_REQUEST_
Each line of the material must be repeated precisely, with the pictures left out.

══ RECORDS PROVIDED

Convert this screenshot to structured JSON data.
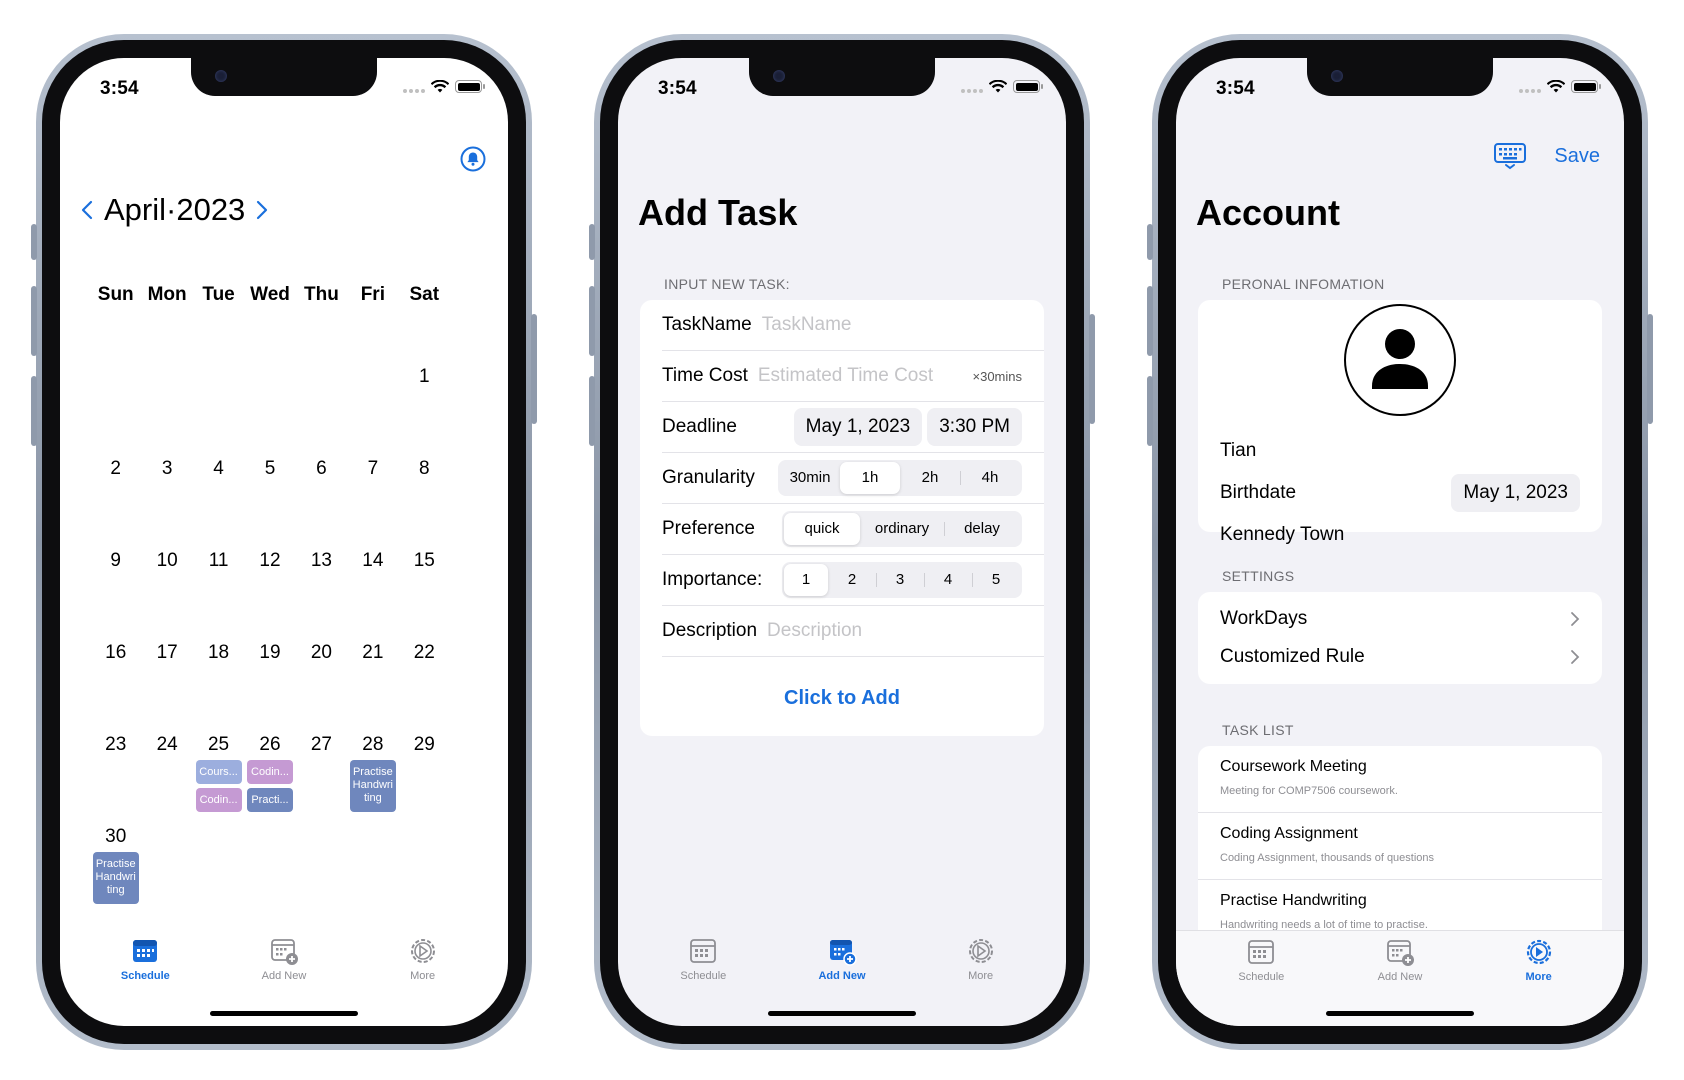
{
  "status": {
    "time": "3:54"
  },
  "tabs": {
    "schedule": "Schedule",
    "add_new": "Add New",
    "more": "More"
  },
  "calendar": {
    "month_title": "April·2023",
    "prev": "<",
    "next": ">",
    "weekdays": [
      "Sun",
      "Mon",
      "Tue",
      "Wed",
      "Thu",
      "Fri",
      "Sat"
    ],
    "days": [
      "1",
      "2",
      "3",
      "4",
      "5",
      "6",
      "7",
      "8",
      "9",
      "10",
      "11",
      "12",
      "13",
      "14",
      "15",
      "16",
      "17",
      "18",
      "19",
      "20",
      "21",
      "22",
      "23",
      "24",
      "25",
      "26",
      "27",
      "28",
      "29",
      "30"
    ],
    "events": {
      "d25_a": "Cours...",
      "d25_b": "Codin...",
      "d26_a": "Codin...",
      "d26_b": "Practi...",
      "d28": "Practise Handwri ting",
      "d30": "Practise Handwri ting"
    }
  },
  "add_task": {
    "title": "Add Task",
    "section": "INPUT NEW TASK:",
    "task_name_label": "TaskName",
    "task_name_placeholder": "TaskName",
    "time_cost_label": "Time Cost",
    "time_cost_placeholder": "Estimated Time Cost",
    "time_cost_suffix": "×30mins",
    "deadline_label": "Deadline",
    "deadline_date": "May 1, 2023",
    "deadline_time": "3:30 PM",
    "granularity_label": "Granularity",
    "granularity_options": [
      "30min",
      "1h",
      "2h",
      "4h"
    ],
    "preference_label": "Preference",
    "preference_options": [
      "quick",
      "ordinary",
      "delay"
    ],
    "importance_label": "Importance:",
    "importance_options": [
      "1",
      "2",
      "3",
      "4",
      "5"
    ],
    "description_label": "Description",
    "description_placeholder": "Description",
    "add_button": "Click to Add"
  },
  "account": {
    "title": "Account",
    "save": "Save",
    "personal_section": "PERONAL INFOMATION",
    "name": "Tian",
    "birthdate_label": "Birthdate",
    "birthdate": "May 1, 2023",
    "location": "Kennedy Town",
    "settings_section": "SETTINGS",
    "settings": [
      "WorkDays",
      "Customized Rule"
    ],
    "tasklist_section": "TASK LIST",
    "tasks": [
      {
        "title": "Coursework Meeting",
        "desc": "Meeting for COMP7506 coursework."
      },
      {
        "title": "Coding Assignment",
        "desc": "Coding Assignment, thousands of questions"
      },
      {
        "title": "Practise Handwriting",
        "desc": "Handwriting needs a lot of time to practise."
      }
    ]
  },
  "colors": {
    "accent": "#1a6fdc",
    "event_light": "#9caede",
    "event_purple": "#c59ad3",
    "event_dark": "#6f87bd"
  }
}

════

_TASK RESULT_
Convert this screenshot to structured JSON data.
{
  "status": {
    "time": "3:54"
  },
  "tabs": {
    "schedule": "Schedule",
    "add_new": "Add New",
    "more": "More"
  },
  "calendar": {
    "month_title": "April·2023",
    "prev": "<",
    "next": ">",
    "weekdays": [
      "Sun",
      "Mon",
      "Tue",
      "Wed",
      "Thu",
      "Fri",
      "Sat"
    ],
    "days": [
      "1",
      "2",
      "3",
      "4",
      "5",
      "6",
      "7",
      "8",
      "9",
      "10",
      "11",
      "12",
      "13",
      "14",
      "15",
      "16",
      "17",
      "18",
      "19",
      "20",
      "21",
      "22",
      "23",
      "24",
      "25",
      "26",
      "27",
      "28",
      "29",
      "30"
    ],
    "events": {
      "d25_a": "Cours...",
      "d25_b": "Codin...",
      "d26_a": "Codin...",
      "d26_b": "Practi...",
      "d28": "Practise Handwri ting",
      "d30": "Practise Handwri ting"
    }
  },
  "add_task": {
    "title": "Add Task",
    "section": "INPUT NEW TASK:",
    "task_name_label": "TaskName",
    "task_name_placeholder": "TaskName",
    "time_cost_label": "Time Cost",
    "time_cost_placeholder": "Estimated Time Cost",
    "time_cost_suffix": "×30mins",
    "deadline_label": "Deadline",
    "deadline_date": "May 1, 2023",
    "deadline_time": "3:30 PM",
    "granularity_label": "Granularity",
    "granularity_options": [
      "30min",
      "1h",
      "2h",
      "4h"
    ],
    "preference_label": "Preference",
    "preference_options": [
      "quick",
      "ordinary",
      "delay"
    ],
    "importance_label": "Importance:",
    "importance_options": [
      "1",
      "2",
      "3",
      "4",
      "5"
    ],
    "description_label": "Description",
    "description_placeholder": "Description",
    "add_button": "Click to Add"
  },
  "account": {
    "title": "Account",
    "save": "Save",
    "personal_section": "PERONAL INFOMATION",
    "name": "Tian",
    "birthdate_label": "Birthdate",
    "birthdate": "May 1, 2023",
    "location": "Kennedy Town",
    "settings_section": "SETTINGS",
    "settings": [
      "WorkDays",
      "Customized Rule"
    ],
    "tasklist_section": "TASK LIST",
    "tasks": [
      {
        "title": "Coursework Meeting",
        "desc": "Meeting for COMP7506 coursework."
      },
      {
        "title": "Coding Assignment",
        "desc": "Coding Assignment, thousands of questions"
      },
      {
        "title": "Practise Handwriting",
        "desc": "Handwriting needs a lot of time to practise."
      }
    ]
  },
  "colors": {
    "accent": "#1a6fdc",
    "event_light": "#9caede",
    "event_purple": "#c59ad3",
    "event_dark": "#6f87bd"
  }
}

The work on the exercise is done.